### Passage affiché
La procédure de recueil des alertes internes précisée par le Décret du 3 octobre 2022

Published on : 03/11/2022 03 November Nov 11 2022

Depuis le 1er septembre 2022, date d’entrée en vigueur de la loi du 21 mars 2022 (n°2022-401), les entreprises d'au moins 50 salariés sont tenues de mettre en place une procédure de recueil et de traitement des alertes (et non plus une simple procédure de recueil). 

Depuis cette date, le lanceur d'alerte peut opter soit pour un signalement interne soit pour un signalement externe.

Le Décret 2022-1284 du 3 octobre 2022, applicable depuis le 5 octobre dernier, est venu préciser le contenu des procédures internes de recueil et de traitement des alertes professionnelles.

Quelles sont les entreprises concernées ?

Les personnes morales de droit privé et celles de droit public employant des personnels dans les conditions du droit privé sont tenues d’établir une procédure interne de recueil et de traitement des alertes professionnelles dès lors qu’elles emploient au moins 50 salariés.

Le Décret du 3 octobre dernier précise que ce seuil de 50 salariés s’apprécie « à la clôture de deux exercices consécutifs et est déterminé selon les modalités prévues au I de l’article L 130-1 du Code de la sécurité sociale ».
######
### Données enregistrées
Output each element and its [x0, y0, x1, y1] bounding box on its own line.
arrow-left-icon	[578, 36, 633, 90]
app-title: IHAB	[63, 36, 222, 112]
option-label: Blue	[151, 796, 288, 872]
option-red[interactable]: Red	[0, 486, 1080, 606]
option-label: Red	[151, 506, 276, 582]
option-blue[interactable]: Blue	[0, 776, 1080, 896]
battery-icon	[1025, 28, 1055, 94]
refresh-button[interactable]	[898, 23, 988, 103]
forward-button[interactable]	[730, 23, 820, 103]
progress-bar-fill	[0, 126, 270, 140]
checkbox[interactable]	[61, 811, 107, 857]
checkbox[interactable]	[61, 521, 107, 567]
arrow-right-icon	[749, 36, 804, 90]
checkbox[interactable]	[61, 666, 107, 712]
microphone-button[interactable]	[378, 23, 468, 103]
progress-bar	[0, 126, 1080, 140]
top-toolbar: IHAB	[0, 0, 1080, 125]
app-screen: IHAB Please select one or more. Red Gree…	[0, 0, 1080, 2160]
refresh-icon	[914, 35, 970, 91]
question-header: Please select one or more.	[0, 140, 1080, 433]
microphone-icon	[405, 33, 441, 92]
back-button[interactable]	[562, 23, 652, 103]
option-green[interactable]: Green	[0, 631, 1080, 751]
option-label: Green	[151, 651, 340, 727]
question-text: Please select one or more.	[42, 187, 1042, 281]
######
Tâches à réaliser:
A. Répondez aux questions suivantes d'après le texte sur les alertes internes.
(i) À quelle date la loi du 21 mars 2022 est-elle entrée en vigueur ?
(ii) Depuis quel jour le Décret 2022-1284 est-il applicable ?
(iii) À quel moment s'apprécie le seuil de 50 salariés ?
B. Indiquez si chacune des affirmations suivantes s'accorde avec le texte sur les alertes internes, puis justifiez par les mots exacts du texte.
(i) Le lanceur d'alerte est obligé de commencer par un signalement interne.
(ii) Certaines personnes morales de droit public sont aussi tenues d'établir la procédure.
(iii) Les entreprises concernées doivent désormais mettre en place une simple procédure de recueil.
C. Prolongez le texte sur les alertes internes à partir de la fin de sa dernière phrase.

Réponses par tâche:
A.
(i) Le 1er septembre 2022.
(ii) Depuis le 5 octobre.
(iii) À la clôture de deux exercices consécutifs.

B.
(i) Non : « le lanceur d'alerte peut opter soit pour un signalement interne soit pour un signalement externe ».
(ii) Oui : « celles de droit public employant des personnels dans les conditions du droit privé ».
(iii) Non : « une procédure de recueil et de traitement des alertes (et non plus une simple procédure de recueil) ».

C.
En d’autres termes, le décret renvoie à la notion « d’effectif salarié annuel de l’employeur »tel que prévu par le Code de la sécurité sociale, c’est-à-dire à la moyenne du nombre de personnes employées au cours de chacun des mois de l'exercice de l'année civile précédente.

Cet effectif est calculé par l'Urssaf à partir des informations contenues dans la DSN de l'entreprise.

Quelles sont les modalités de mise en place et de publicité de la procédure interne ?

Les entreprises ou organismes concernés sont tenus d'établir leur procédure interne de recueil et de traitement des signalements conformément aux règles qui régissent l'instrument juridique qu'ils adoptent, après consultation des instances de dialogue social.

Chaque entreprise concernée détermine l'instrument juridique le mieux à même de répondre à cette obligation (note interne, accord collectif...)

Bien évidemment, avant la mise en place de cet instrument juridique, il convient de consulter le Comité Social Economique.

Une fois mise en place, la procédure interne de recueil et de traitement des alertes internes doit être diffusée par tout moyen assurant une publicité suffisante (notification aux salariés par courrier/courriel, affichage, publication sur le site internet de l'entreprise…)

La diffusion doit s’effectuer dans des conditions permettant de la rendre accessible de manière permanente aux personnes mentionnées susceptibles de l'utiliser.

L'entreprise doit également mettre à disposition des informations claires et facilement accessibles concernant les procédures de signalement externe ouvertes aux salariés.

Que doit prévoir la procédure interne ?

Le recueil des alertes par le biais d'un canal de réception des alertes

La procédure interne doit instaurer un canal de réception des signalements permettant aux personnes autorisées à adresser un signalement interne par écrit ou par oral, selon ce que prévoit la procédure.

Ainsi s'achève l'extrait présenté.